━━━━━ AVAILABLE RECORDS ━━━━━

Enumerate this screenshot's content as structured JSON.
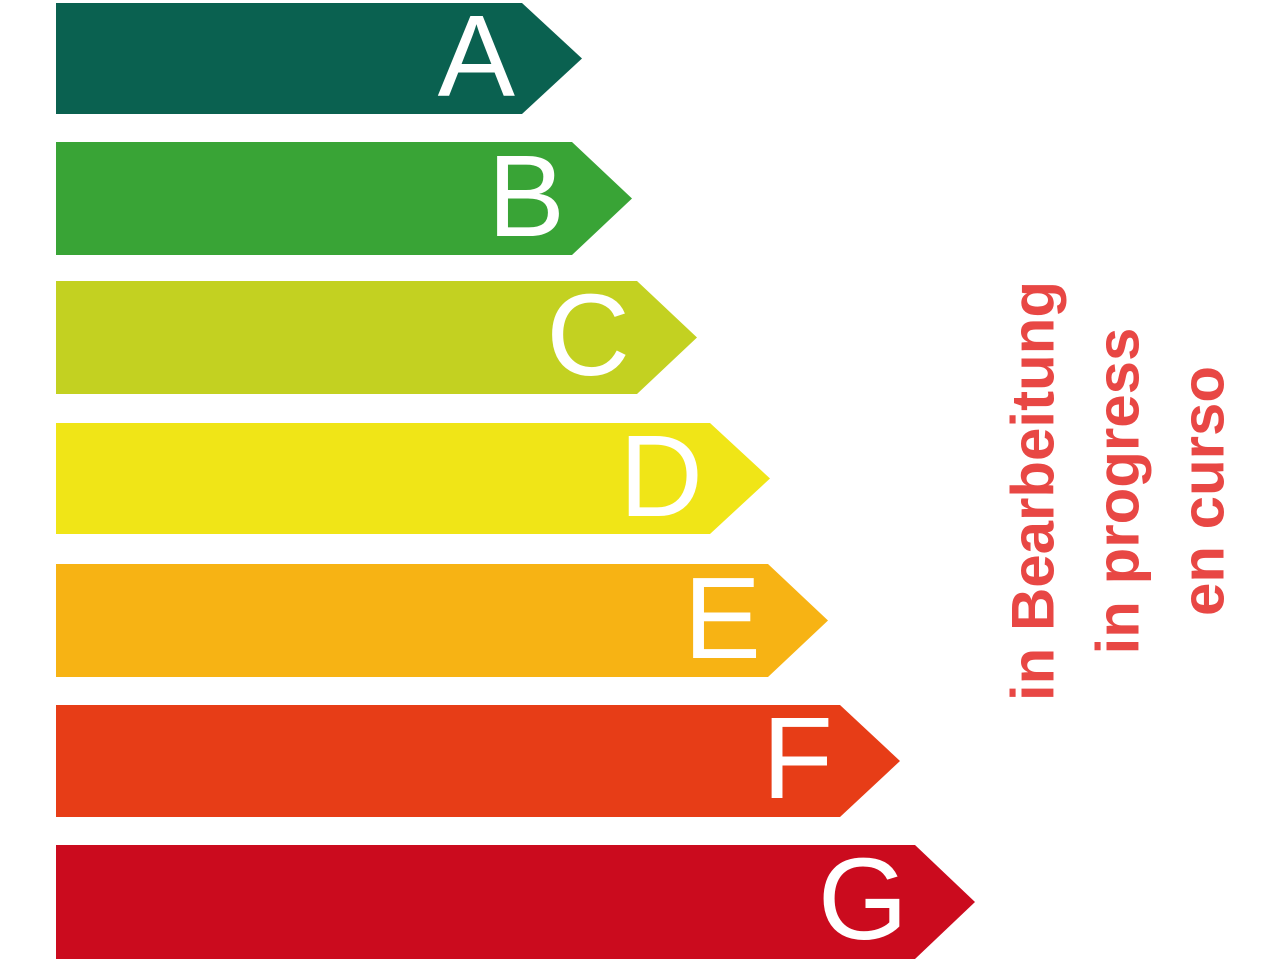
{
  "background_color": "#ffffff",
  "energy_scale": {
    "letter_color": "#ffffff",
    "grades": [
      {
        "letter": "A",
        "color": "#0a6150"
      },
      {
        "letter": "B",
        "color": "#39a436"
      },
      {
        "letter": "C",
        "color": "#c3d121"
      },
      {
        "letter": "D",
        "color": "#f0e517"
      },
      {
        "letter": "E",
        "color": "#f7b314"
      },
      {
        "letter": "F",
        "color": "#e73d17"
      },
      {
        "letter": "G",
        "color": "#cb0b1e"
      }
    ]
  },
  "status_note": {
    "color": "#e84744",
    "lines": [
      "in Bearbeitung",
      "in progress",
      "en curso"
    ]
  }
}
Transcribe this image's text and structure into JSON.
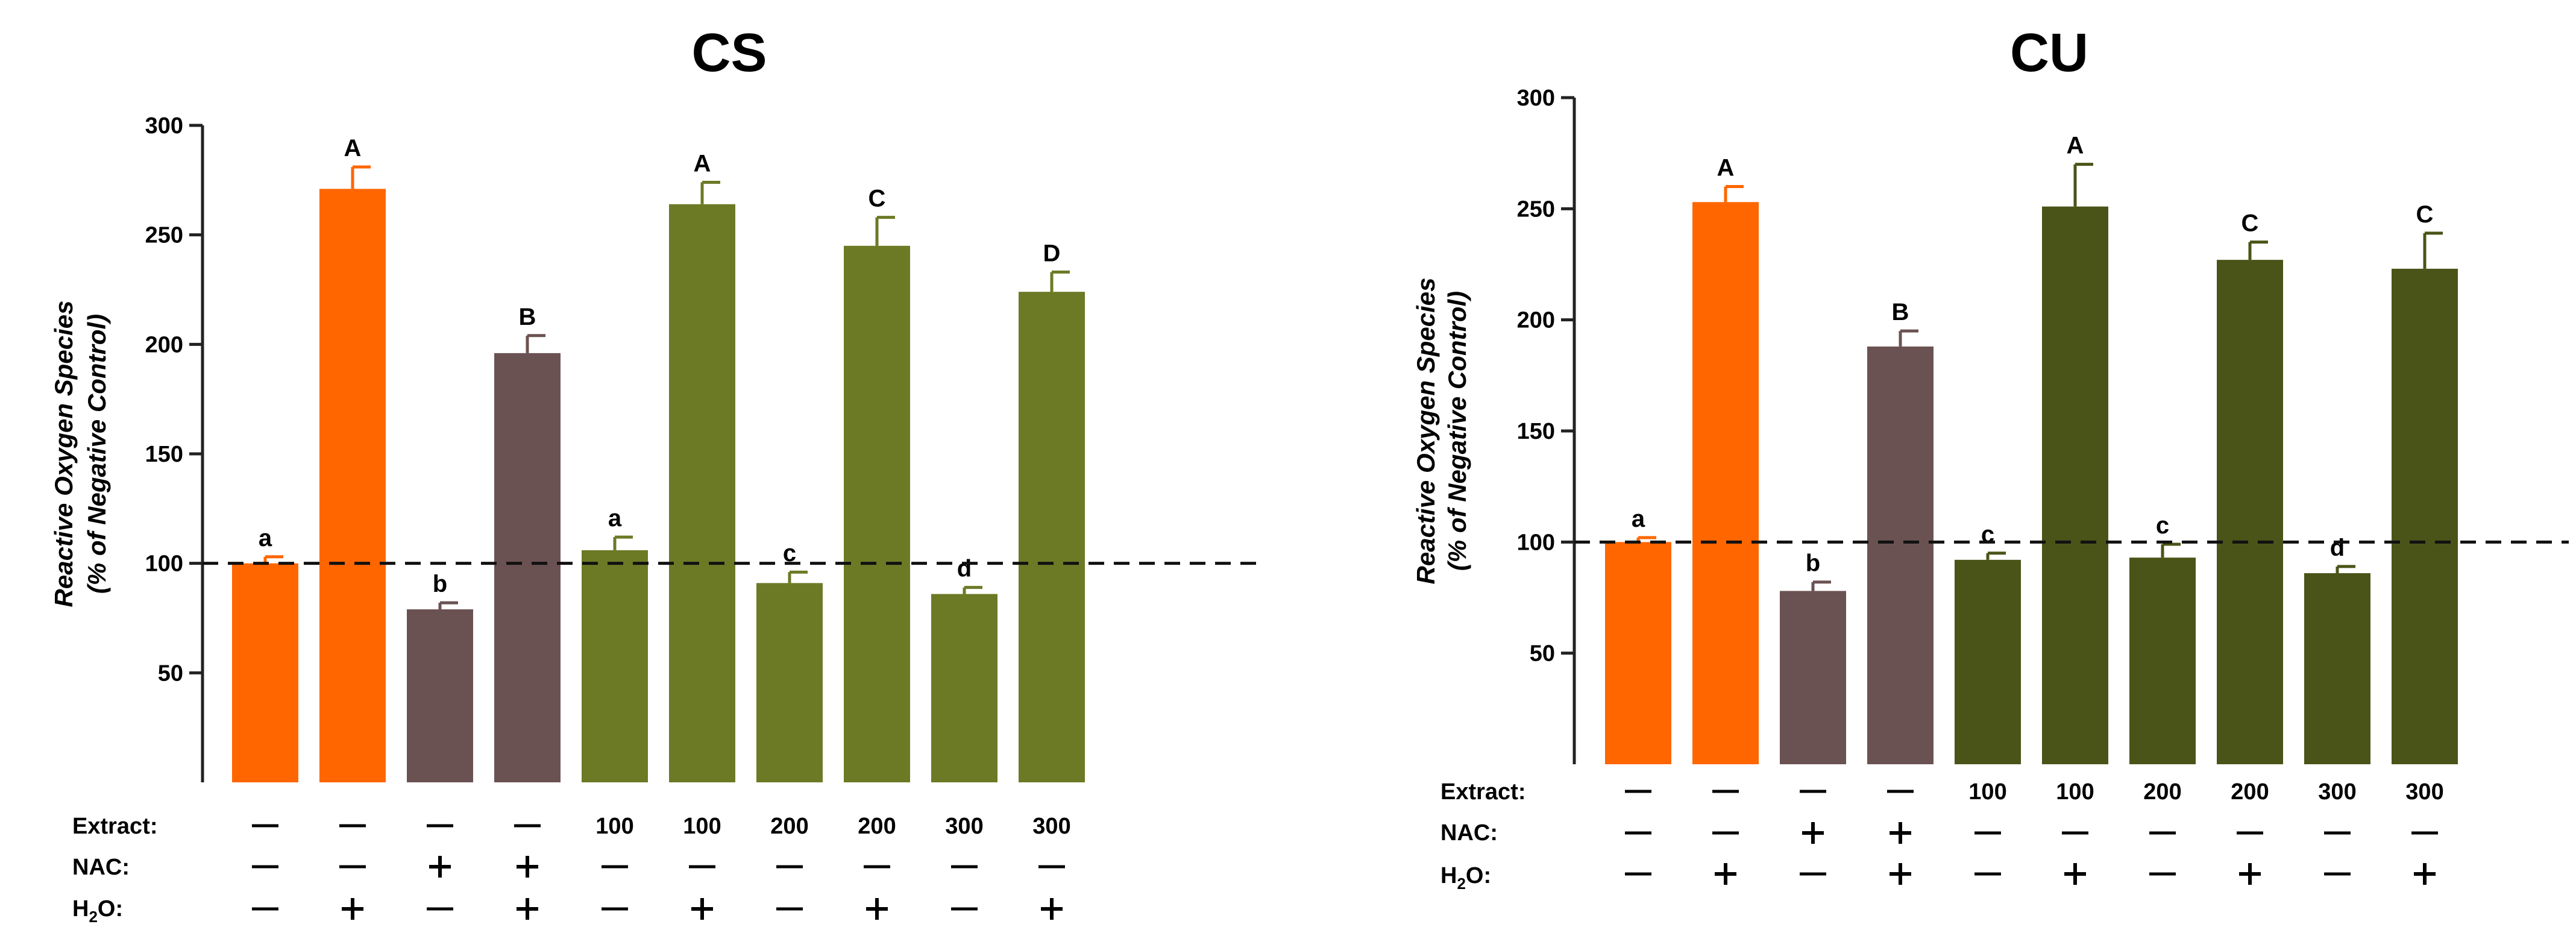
{
  "chart_data": [
    {
      "type": "bar",
      "title": "CS",
      "ylabel_line1": "Reactive Oxygen Species",
      "ylabel_line2": "(% of Negative Control)",
      "ylim": [
        0,
        300
      ],
      "yticks": [
        50,
        100,
        150,
        200,
        250,
        300
      ],
      "reference_line": 100,
      "values": [
        100,
        271,
        79,
        196,
        106,
        264,
        91,
        245,
        86,
        224
      ],
      "errors": [
        3,
        10,
        3,
        8,
        6,
        10,
        5,
        13,
        3,
        9
      ],
      "letters": [
        "a",
        "A",
        "b",
        "B",
        "a",
        "A",
        "c",
        "C",
        "d",
        "D"
      ],
      "colors": [
        "#FF6600",
        "#FF6600",
        "#6B5252",
        "#6B5252",
        "#6C7A25",
        "#6C7A25",
        "#6C7A25",
        "#6C7A25",
        "#6C7A25",
        "#6C7A25"
      ],
      "treatments": {
        "extract": [
          "—",
          "—",
          "—",
          "—",
          "100",
          "100",
          "200",
          "200",
          "300",
          "300"
        ],
        "nac": [
          "—",
          "—",
          "+",
          "+",
          "—",
          "—",
          "—",
          "—",
          "—",
          "—"
        ],
        "h2o2": [
          "—",
          "+",
          "—",
          "+",
          "—",
          "+",
          "—",
          "+",
          "—",
          "+"
        ]
      }
    },
    {
      "type": "bar",
      "title": "CU",
      "ylabel_line1": "Reactive Oxygen Species",
      "ylabel_line2": "(% of Negative Control)",
      "ylim": [
        0,
        300
      ],
      "yticks": [
        50,
        100,
        150,
        200,
        250,
        300
      ],
      "reference_line": 100,
      "values": [
        100,
        253,
        78,
        188,
        92,
        251,
        93,
        227,
        86,
        223
      ],
      "errors": [
        2,
        7,
        4,
        7,
        3,
        19,
        6,
        8,
        3,
        16
      ],
      "letters": [
        "a",
        "A",
        "b",
        "B",
        "c",
        "A",
        "c",
        "C",
        "d",
        "C"
      ],
      "colors": [
        "#FF6600",
        "#FF6600",
        "#6B5252",
        "#6B5252",
        "#4A5418",
        "#4A5418",
        "#4A5418",
        "#4A5418",
        "#4A5418",
        "#4A5418"
      ],
      "treatments": {
        "extract": [
          "—",
          "—",
          "—",
          "—",
          "100",
          "100",
          "200",
          "200",
          "300",
          "300"
        ],
        "nac": [
          "—",
          "—",
          "+",
          "+",
          "—",
          "—",
          "—",
          "—",
          "—",
          "—"
        ],
        "h2o2": [
          "—",
          "+",
          "—",
          "+",
          "—",
          "+",
          "—",
          "+",
          "—",
          "+"
        ]
      }
    }
  ],
  "row_labels": {
    "extract": "Extract:",
    "nac": "NAC:",
    "h2o2_main": "H",
    "h2o2_sub": "2",
    "h2o2_o": "O",
    "h2o2_colon": ":"
  }
}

━━━━━

**TASK STATEMENT**
Every line of the data above should be quoted exactly. Omit the pictures.

**RESPONSE**
Enumerate this screenshot's content as structured JSON.
{
  "background_color": "#ffffff",
  "energy_scale": {
    "letter_color": "#ffffff",
    "grades": [
      {
        "letter": "A",
        "color": "#0a6150"
      },
      {
        "letter": "B",
        "color": "#39a436"
      },
      {
        "letter": "C",
        "color": "#c3d121"
      },
      {
        "letter": "D",
        "color": "#f0e517"
      },
      {
        "letter": "E",
        "color": "#f7b314"
      },
      {
        "letter": "F",
        "color": "#e73d17"
      },
      {
        "letter": "G",
        "color": "#cb0b1e"
      }
    ]
  },
  "status_note": {
    "color": "#e84744",
    "lines": [
      "in Bearbeitung",
      "in progress",
      "en curso"
    ]
  }
}
Transcribe this image's text and structure into JSON.
{
  "chart_data": [
    {
      "type": "bar",
      "title": "CS",
      "ylabel_line1": "Reactive Oxygen Species",
      "ylabel_line2": "(% of Negative Control)",
      "ylim": [
        0,
        300
      ],
      "yticks": [
        50,
        100,
        150,
        200,
        250,
        300
      ],
      "reference_line": 100,
      "values": [
        100,
        271,
        79,
        196,
        106,
        264,
        91,
        245,
        86,
        224
      ],
      "errors": [
        3,
        10,
        3,
        8,
        6,
        10,
        5,
        13,
        3,
        9
      ],
      "letters": [
        "a",
        "A",
        "b",
        "B",
        "a",
        "A",
        "c",
        "C",
        "d",
        "D"
      ],
      "colors": [
        "#FF6600",
        "#FF6600",
        "#6B5252",
        "#6B5252",
        "#6C7A25",
        "#6C7A25",
        "#6C7A25",
        "#6C7A25",
        "#6C7A25",
        "#6C7A25"
      ],
      "treatments": {
        "extract": [
          "—",
          "—",
          "—",
          "—",
          "100",
          "100",
          "200",
          "200",
          "300",
          "300"
        ],
        "nac": [
          "—",
          "—",
          "+",
          "+",
          "—",
          "—",
          "—",
          "—",
          "—",
          "—"
        ],
        "h2o2": [
          "—",
          "+",
          "—",
          "+",
          "—",
          "+",
          "—",
          "+",
          "—",
          "+"
        ]
      }
    },
    {
      "type": "bar",
      "title": "CU",
      "ylabel_line1": "Reactive Oxygen Species",
      "ylabel_line2": "(% of Negative Control)",
      "ylim": [
        0,
        300
      ],
      "yticks": [
        50,
        100,
        150,
        200,
        250,
        300
      ],
      "reference_line": 100,
      "values": [
        100,
        253,
        78,
        188,
        92,
        251,
        93,
        227,
        86,
        223
      ],
      "errors": [
        2,
        7,
        4,
        7,
        3,
        19,
        6,
        8,
        3,
        16
      ],
      "letters": [
        "a",
        "A",
        "b",
        "B",
        "c",
        "A",
        "c",
        "C",
        "d",
        "C"
      ],
      "colors": [
        "#FF6600",
        "#FF6600",
        "#6B5252",
        "#6B5252",
        "#4A5418",
        "#4A5418",
        "#4A5418",
        "#4A5418",
        "#4A5418",
        "#4A5418"
      ],
      "treatments": {
        "extract": [
          "—",
          "—",
          "—",
          "—",
          "100",
          "100",
          "200",
          "200",
          "300",
          "300"
        ],
        "nac": [
          "—",
          "—",
          "+",
          "+",
          "—",
          "—",
          "—",
          "—",
          "—",
          "—"
        ],
        "h2o2": [
          "—",
          "+",
          "—",
          "+",
          "—",
          "+",
          "—",
          "+",
          "—",
          "+"
        ]
      }
    }
  ],
  "row_labels": {
    "extract": "Extract:",
    "nac": "NAC:",
    "h2o2_main": "H",
    "h2o2_sub": "2",
    "h2o2_o": "O",
    "h2o2_colon": ":"
  }
}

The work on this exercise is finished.